Provide an exact reproduction of every entry.

**Records provided:**

=-=-=-=-=

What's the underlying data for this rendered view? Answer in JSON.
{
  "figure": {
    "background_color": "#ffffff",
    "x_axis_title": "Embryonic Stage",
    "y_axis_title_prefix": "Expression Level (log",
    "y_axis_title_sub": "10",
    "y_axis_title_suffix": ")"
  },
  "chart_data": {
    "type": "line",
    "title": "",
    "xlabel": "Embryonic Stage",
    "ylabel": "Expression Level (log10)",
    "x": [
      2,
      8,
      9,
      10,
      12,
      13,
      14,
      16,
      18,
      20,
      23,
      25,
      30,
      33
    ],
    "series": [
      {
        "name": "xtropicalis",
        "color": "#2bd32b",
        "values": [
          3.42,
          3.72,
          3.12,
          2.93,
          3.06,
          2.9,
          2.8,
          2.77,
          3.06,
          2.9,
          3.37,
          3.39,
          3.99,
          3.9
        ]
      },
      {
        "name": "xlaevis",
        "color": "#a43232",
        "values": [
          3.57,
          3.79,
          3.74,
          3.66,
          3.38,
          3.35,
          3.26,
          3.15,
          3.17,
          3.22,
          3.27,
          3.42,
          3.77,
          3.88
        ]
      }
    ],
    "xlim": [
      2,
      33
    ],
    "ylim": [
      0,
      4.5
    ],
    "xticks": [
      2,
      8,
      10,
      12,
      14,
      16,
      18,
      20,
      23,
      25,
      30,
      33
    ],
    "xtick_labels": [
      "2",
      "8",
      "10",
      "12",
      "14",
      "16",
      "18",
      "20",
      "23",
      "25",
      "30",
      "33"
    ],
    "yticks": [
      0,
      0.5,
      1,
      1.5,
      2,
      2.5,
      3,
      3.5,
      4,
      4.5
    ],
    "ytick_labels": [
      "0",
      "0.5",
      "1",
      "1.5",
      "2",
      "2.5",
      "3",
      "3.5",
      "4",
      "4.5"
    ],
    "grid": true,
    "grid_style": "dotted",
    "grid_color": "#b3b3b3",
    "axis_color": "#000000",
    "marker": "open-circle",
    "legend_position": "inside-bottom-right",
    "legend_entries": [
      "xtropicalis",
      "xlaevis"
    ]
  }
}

=-=-=-=-=

**Correct response:**
What's the underlying data for this rendered view? Answer in JSON.
{
  "figure": {
    "background_color": "#ffffff",
    "x_axis_title": "Embryonic Stage",
    "y_axis_title_prefix": "Expression Level (log",
    "y_axis_title_sub": "10",
    "y_axis_title_suffix": ")"
  },
  "chart_data": {
    "type": "line",
    "title": "",
    "xlabel": "Embryonic Stage",
    "ylabel": "Expression Level (log10)",
    "x": [
      2,
      8,
      9,
      10,
      12,
      13,
      14,
      16,
      18,
      20,
      23,
      25,
      30,
      33
    ],
    "series": [
      {
        "name": "xtropicalis",
        "color": "#2bd32b",
        "values": [
          3.42,
          3.72,
          3.12,
          2.93,
          3.06,
          2.9,
          2.8,
          2.77,
          3.06,
          2.9,
          3.37,
          3.39,
          3.99,
          3.9
        ]
      },
      {
        "name": "xlaevis",
        "color": "#a43232",
        "values": [
          3.57,
          3.79,
          3.74,
          3.66,
          3.38,
          3.35,
          3.26,
          3.15,
          3.17,
          3.22,
          3.27,
          3.42,
          3.77,
          3.88
        ]
      }
    ],
    "xlim": [
      2,
      33
    ],
    "ylim": [
      0,
      4.5
    ],
    "xticks": [
      2,
      8,
      10,
      12,
      14,
      16,
      18,
      20,
      23,
      25,
      30,
      33
    ],
    "xtick_labels": [
      "2",
      "8",
      "10",
      "12",
      "14",
      "16",
      "18",
      "20",
      "23",
      "25",
      "30",
      "33"
    ],
    "yticks": [
      0,
      0.5,
      1,
      1.5,
      2,
      2.5,
      3,
      3.5,
      4,
      4.5
    ],
    "ytick_labels": [
      "0",
      "0.5",
      "1",
      "1.5",
      "2",
      "2.5",
      "3",
      "3.5",
      "4",
      "4.5"
    ],
    "grid": true,
    "grid_style": "dotted",
    "grid_color": "#b3b3b3",
    "axis_color": "#000000",
    "marker": "open-circle",
    "legend_position": "inside-bottom-right",
    "legend_entries": [
      "xtropicalis",
      "xlaevis"
    ]
  }
}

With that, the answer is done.